▶ **Dataset excerpts**
[Begin]
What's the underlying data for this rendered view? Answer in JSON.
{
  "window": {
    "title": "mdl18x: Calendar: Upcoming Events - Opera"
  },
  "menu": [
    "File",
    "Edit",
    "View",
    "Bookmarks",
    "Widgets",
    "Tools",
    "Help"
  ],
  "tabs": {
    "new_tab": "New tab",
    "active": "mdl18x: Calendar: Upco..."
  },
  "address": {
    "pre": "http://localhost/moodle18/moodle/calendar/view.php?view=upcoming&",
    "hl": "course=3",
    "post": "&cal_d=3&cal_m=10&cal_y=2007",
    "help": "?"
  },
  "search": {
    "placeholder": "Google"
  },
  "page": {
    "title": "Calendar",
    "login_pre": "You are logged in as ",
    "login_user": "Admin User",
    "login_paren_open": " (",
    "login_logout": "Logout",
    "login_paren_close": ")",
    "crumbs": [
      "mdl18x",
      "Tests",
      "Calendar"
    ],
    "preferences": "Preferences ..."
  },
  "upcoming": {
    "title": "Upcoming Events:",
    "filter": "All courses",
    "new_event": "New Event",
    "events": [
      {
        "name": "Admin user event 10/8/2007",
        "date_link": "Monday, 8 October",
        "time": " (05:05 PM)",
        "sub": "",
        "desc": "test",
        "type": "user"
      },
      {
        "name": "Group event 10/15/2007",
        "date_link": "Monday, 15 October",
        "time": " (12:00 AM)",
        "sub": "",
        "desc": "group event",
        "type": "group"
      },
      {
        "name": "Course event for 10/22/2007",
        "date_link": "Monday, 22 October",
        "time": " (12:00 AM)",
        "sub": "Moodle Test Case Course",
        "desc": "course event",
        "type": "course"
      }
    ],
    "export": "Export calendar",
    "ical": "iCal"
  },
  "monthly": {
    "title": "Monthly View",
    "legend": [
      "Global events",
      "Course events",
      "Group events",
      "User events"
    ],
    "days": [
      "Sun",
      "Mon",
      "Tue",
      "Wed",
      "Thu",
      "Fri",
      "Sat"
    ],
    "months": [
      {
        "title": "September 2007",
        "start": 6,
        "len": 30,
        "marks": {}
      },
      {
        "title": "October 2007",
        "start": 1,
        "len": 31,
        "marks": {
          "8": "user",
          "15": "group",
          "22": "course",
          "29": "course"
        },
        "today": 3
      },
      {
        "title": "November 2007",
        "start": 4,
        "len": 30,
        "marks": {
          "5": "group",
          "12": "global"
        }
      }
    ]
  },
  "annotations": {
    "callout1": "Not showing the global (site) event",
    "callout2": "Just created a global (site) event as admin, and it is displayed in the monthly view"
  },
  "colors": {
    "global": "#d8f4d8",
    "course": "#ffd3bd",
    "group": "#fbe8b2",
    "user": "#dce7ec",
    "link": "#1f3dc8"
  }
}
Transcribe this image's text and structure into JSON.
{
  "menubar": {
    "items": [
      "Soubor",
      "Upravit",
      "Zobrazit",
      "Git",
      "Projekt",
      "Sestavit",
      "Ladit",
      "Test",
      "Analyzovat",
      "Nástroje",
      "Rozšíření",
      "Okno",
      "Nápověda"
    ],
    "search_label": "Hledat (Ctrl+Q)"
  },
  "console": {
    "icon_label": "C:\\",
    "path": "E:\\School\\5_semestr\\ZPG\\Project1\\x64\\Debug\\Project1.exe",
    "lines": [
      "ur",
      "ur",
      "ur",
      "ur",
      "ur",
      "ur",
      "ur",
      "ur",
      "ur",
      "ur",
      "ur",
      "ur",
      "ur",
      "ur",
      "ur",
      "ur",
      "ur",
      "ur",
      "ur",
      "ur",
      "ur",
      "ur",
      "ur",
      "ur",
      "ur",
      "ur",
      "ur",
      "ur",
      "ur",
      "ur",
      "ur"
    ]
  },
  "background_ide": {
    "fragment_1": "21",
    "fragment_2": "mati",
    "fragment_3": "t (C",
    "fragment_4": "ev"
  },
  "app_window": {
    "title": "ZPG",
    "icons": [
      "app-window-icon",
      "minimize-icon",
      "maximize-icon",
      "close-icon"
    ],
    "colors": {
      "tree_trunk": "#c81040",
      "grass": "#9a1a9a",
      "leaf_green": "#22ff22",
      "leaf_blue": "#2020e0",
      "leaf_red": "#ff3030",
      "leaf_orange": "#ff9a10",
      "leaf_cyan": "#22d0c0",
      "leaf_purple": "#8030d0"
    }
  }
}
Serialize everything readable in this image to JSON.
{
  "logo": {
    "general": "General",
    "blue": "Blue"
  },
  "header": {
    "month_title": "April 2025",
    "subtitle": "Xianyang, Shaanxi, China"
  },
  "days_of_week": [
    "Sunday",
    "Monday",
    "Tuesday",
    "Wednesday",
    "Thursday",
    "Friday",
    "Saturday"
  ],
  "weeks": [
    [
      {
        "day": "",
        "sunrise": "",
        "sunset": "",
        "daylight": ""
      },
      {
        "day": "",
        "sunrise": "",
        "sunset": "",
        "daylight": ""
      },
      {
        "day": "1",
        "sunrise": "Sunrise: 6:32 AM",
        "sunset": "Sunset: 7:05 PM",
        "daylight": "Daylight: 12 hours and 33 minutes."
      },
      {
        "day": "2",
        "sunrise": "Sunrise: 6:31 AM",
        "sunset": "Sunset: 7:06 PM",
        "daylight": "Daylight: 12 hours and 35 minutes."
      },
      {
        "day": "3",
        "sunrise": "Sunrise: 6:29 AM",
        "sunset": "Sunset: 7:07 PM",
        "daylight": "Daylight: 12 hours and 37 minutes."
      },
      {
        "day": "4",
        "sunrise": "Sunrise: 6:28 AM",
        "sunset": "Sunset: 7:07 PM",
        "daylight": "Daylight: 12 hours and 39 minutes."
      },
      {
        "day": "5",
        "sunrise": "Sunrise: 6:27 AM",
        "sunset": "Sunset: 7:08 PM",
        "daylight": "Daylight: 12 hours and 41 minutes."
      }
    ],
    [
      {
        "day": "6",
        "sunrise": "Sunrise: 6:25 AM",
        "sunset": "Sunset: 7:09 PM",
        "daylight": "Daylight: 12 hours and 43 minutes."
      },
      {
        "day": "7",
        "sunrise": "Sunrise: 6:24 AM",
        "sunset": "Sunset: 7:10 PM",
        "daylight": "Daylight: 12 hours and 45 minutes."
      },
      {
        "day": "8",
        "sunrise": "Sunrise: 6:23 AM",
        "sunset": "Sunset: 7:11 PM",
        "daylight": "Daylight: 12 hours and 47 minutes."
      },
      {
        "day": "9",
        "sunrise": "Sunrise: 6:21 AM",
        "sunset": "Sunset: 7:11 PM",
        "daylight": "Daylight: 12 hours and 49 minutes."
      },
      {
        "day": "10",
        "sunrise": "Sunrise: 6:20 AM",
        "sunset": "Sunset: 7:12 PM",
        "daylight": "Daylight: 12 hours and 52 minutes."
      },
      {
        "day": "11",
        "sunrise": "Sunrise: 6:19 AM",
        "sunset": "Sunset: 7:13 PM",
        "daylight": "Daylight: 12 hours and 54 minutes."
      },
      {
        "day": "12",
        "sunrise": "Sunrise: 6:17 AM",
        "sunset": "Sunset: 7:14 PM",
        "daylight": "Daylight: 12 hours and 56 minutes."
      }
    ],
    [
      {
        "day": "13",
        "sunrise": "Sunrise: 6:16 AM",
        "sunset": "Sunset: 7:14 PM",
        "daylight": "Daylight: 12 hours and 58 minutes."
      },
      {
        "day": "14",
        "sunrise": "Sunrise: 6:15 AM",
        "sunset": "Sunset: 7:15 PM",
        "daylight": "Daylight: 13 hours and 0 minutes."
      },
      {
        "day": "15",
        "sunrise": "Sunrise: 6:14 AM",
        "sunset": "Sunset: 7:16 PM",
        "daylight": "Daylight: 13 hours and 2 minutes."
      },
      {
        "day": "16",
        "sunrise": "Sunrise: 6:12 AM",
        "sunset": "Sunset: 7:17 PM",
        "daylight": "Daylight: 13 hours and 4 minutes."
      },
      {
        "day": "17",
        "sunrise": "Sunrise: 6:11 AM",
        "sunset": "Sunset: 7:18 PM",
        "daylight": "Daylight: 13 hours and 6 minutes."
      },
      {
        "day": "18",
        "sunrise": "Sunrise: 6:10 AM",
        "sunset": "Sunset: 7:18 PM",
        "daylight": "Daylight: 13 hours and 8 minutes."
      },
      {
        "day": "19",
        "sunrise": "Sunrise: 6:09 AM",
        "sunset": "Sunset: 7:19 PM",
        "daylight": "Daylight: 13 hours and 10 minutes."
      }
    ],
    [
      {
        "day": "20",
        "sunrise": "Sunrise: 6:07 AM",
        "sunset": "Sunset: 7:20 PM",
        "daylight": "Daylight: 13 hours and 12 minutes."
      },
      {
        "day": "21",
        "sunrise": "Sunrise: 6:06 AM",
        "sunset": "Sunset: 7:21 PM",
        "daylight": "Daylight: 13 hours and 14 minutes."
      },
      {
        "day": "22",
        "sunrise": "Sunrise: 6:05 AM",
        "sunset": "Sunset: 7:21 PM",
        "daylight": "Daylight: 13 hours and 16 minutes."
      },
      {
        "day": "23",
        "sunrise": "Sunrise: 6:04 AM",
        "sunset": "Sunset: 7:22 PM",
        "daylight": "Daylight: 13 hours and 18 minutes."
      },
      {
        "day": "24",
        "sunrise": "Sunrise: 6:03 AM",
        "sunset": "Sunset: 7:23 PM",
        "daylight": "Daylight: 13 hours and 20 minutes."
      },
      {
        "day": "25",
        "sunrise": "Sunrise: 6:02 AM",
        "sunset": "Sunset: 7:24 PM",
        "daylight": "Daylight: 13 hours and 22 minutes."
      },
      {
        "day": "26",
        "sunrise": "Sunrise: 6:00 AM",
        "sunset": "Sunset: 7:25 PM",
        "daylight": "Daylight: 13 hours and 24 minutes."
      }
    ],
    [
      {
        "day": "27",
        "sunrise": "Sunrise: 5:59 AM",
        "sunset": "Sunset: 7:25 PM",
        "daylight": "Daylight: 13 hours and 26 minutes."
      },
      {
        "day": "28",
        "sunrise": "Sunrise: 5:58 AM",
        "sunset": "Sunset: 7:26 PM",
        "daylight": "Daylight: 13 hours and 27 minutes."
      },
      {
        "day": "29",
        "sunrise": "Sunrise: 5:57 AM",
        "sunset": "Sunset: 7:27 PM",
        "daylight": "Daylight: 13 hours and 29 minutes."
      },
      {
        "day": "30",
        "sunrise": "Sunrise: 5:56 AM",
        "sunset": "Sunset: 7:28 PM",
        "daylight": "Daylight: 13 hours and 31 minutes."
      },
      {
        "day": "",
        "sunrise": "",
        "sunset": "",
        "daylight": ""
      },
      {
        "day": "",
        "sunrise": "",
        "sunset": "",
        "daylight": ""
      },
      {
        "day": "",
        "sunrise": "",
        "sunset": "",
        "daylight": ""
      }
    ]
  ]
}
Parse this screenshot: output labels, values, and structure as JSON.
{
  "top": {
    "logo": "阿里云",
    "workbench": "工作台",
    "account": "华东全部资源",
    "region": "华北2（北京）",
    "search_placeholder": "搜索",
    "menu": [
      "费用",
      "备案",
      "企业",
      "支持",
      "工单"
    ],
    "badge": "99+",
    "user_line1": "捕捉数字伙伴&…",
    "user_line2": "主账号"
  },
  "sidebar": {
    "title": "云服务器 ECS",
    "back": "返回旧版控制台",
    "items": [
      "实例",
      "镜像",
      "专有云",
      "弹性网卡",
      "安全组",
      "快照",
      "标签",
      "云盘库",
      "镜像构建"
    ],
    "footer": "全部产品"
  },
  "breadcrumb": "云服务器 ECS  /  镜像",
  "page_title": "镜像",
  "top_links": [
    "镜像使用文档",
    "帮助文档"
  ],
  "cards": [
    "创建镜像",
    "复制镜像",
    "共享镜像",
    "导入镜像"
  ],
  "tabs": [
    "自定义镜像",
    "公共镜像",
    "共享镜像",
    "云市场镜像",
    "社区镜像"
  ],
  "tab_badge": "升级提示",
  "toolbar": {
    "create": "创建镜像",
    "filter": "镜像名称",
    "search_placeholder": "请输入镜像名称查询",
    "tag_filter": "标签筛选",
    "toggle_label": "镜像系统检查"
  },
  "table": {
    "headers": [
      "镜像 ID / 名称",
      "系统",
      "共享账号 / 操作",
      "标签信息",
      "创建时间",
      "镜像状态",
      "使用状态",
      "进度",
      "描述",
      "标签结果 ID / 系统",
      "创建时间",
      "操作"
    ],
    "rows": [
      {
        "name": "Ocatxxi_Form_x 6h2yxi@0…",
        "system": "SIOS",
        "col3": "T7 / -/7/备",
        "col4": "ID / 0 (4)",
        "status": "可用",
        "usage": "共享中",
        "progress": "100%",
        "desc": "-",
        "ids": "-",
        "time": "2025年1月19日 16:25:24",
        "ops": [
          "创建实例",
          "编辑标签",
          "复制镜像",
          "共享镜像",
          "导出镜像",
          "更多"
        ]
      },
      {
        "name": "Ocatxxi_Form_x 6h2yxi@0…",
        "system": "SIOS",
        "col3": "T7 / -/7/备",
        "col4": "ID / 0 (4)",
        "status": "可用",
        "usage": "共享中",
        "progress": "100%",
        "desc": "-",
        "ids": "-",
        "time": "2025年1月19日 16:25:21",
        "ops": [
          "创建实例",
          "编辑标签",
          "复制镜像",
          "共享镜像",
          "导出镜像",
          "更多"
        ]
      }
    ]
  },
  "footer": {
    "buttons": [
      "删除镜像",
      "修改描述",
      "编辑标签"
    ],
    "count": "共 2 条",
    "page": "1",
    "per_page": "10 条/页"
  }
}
[End]
▶ **What you are asked to do**
Show every line that contains the word "desc".

▶ **Written solution**
        "desc": "test",
        "desc": "group event",
        "desc": "course event",
        "desc": "-",
        "desc": "-",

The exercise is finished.